RECORD LIST:
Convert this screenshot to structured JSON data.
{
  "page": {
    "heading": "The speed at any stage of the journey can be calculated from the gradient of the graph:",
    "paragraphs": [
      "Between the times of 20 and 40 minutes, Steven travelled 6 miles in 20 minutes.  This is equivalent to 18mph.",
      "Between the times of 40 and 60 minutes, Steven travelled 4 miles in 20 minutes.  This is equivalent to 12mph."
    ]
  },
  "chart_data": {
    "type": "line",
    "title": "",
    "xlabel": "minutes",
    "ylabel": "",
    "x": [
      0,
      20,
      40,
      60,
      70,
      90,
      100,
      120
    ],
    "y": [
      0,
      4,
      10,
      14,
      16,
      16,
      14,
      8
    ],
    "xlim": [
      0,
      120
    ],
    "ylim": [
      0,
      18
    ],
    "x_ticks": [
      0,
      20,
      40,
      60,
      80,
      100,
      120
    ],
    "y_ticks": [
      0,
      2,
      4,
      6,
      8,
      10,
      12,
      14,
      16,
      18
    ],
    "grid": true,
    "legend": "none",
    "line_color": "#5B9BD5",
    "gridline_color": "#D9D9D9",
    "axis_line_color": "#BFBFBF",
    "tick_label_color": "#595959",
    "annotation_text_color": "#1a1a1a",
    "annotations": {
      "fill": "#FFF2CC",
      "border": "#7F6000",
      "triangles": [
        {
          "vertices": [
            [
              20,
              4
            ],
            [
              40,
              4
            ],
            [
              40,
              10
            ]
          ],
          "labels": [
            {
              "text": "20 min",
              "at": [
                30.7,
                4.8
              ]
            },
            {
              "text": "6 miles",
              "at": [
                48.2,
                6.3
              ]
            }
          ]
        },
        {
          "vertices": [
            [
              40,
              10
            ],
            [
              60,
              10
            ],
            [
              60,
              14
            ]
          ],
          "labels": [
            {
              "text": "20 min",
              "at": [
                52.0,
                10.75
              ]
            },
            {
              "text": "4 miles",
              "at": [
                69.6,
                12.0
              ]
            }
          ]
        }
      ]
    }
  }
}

TASK STATEMENT: Look over the material above and show each line where "travelled" appears.

TASK RESPONSE:
      "Between the times of 20 and 40 minutes, Steven travelled 6 miles in 20 minutes.  This is equivalent to 18mph.",
      "Between the times of 40 and 60 minutes, Steven travelled 4 miles in 20 minutes.  This is equivalent to 12mph."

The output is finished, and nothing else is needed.